Task requirements: Among the lines below, count those with "TimePeriod". Give only the number.

Working data:

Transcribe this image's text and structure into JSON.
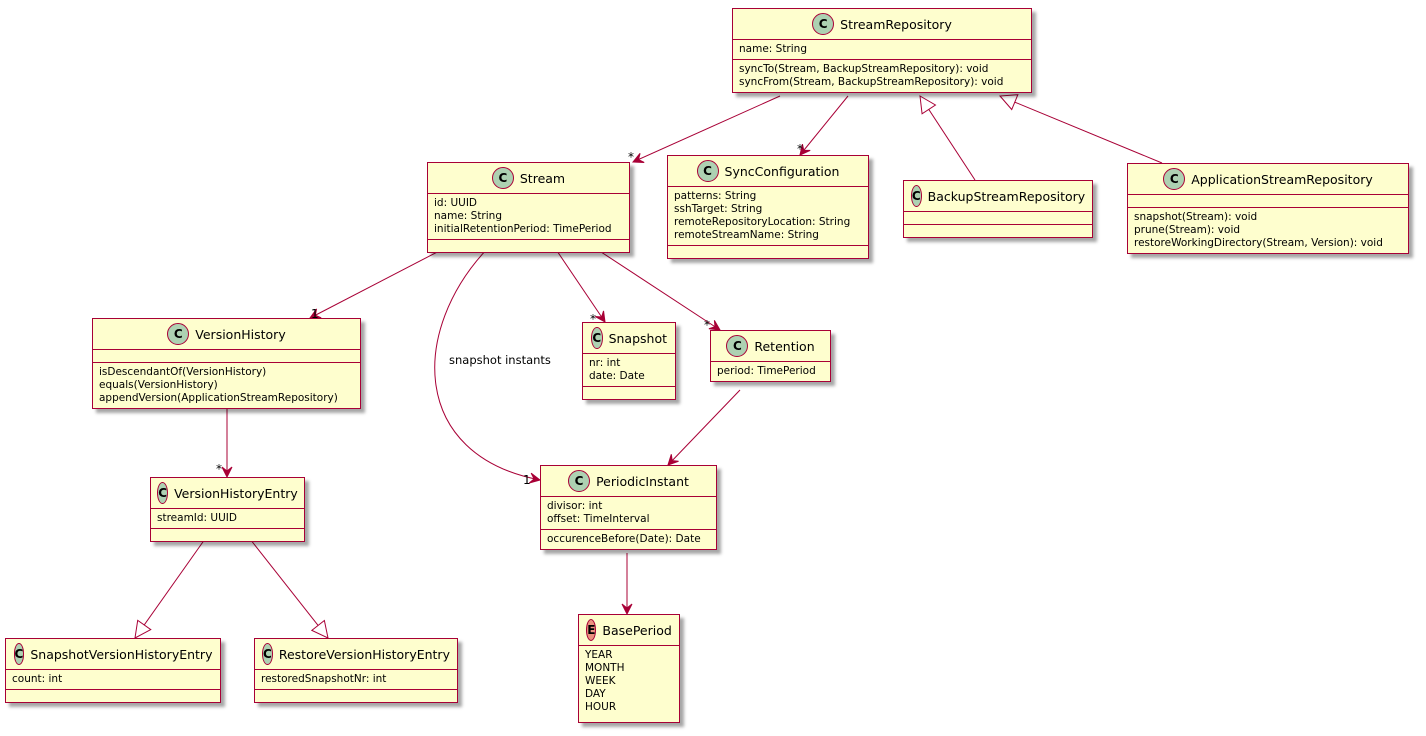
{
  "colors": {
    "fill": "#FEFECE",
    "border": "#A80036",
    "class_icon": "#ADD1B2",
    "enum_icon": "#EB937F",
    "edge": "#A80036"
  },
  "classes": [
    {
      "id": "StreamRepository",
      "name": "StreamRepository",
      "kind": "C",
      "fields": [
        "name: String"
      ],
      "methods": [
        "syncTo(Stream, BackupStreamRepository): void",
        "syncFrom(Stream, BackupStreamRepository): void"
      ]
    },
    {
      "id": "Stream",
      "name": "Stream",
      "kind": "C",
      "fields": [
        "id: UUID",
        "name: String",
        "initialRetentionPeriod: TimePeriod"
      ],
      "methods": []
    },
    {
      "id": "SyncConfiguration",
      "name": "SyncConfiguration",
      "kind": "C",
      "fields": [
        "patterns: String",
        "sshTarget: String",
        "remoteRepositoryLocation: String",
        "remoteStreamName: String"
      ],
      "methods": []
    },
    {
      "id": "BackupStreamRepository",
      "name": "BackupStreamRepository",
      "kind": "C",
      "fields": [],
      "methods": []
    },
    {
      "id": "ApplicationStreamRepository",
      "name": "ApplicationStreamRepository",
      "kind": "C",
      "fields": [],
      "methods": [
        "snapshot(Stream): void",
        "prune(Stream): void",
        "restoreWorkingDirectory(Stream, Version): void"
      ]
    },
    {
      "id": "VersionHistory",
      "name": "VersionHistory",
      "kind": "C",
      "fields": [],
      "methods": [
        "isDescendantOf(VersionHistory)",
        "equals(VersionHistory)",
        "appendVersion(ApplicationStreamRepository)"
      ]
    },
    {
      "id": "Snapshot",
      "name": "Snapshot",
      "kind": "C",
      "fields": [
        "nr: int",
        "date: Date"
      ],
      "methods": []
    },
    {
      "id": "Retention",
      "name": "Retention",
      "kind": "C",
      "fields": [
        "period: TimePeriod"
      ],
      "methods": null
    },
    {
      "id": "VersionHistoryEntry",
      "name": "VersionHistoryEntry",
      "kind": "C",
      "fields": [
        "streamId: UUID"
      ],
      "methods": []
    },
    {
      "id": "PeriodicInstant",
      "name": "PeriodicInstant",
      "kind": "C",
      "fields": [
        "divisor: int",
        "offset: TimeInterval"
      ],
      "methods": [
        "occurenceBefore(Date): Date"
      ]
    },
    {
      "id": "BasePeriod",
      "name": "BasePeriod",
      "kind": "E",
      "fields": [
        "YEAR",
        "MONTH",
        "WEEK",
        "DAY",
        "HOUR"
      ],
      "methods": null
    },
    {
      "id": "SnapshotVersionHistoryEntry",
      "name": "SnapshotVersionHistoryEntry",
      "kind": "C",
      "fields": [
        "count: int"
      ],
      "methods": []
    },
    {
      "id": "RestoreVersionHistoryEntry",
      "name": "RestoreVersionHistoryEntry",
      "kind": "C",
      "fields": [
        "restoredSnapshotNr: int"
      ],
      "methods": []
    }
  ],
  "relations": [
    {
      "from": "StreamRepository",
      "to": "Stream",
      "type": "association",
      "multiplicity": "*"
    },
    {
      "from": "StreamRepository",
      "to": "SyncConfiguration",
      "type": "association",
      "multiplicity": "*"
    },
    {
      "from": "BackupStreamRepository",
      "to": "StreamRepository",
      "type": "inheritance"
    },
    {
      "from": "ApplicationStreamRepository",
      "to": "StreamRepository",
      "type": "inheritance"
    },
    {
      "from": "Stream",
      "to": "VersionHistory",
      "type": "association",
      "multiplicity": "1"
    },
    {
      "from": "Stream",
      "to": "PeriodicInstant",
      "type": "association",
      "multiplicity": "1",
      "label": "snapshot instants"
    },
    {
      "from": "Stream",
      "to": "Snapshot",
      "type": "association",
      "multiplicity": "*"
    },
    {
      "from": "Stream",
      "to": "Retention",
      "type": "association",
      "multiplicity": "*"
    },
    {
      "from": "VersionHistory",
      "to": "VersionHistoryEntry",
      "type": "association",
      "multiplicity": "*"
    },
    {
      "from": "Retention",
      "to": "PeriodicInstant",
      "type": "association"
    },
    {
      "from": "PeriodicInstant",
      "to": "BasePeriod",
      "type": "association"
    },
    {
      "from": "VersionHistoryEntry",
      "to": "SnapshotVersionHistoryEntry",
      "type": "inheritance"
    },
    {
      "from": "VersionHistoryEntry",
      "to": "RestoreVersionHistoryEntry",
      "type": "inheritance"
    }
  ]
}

Exercise result: 2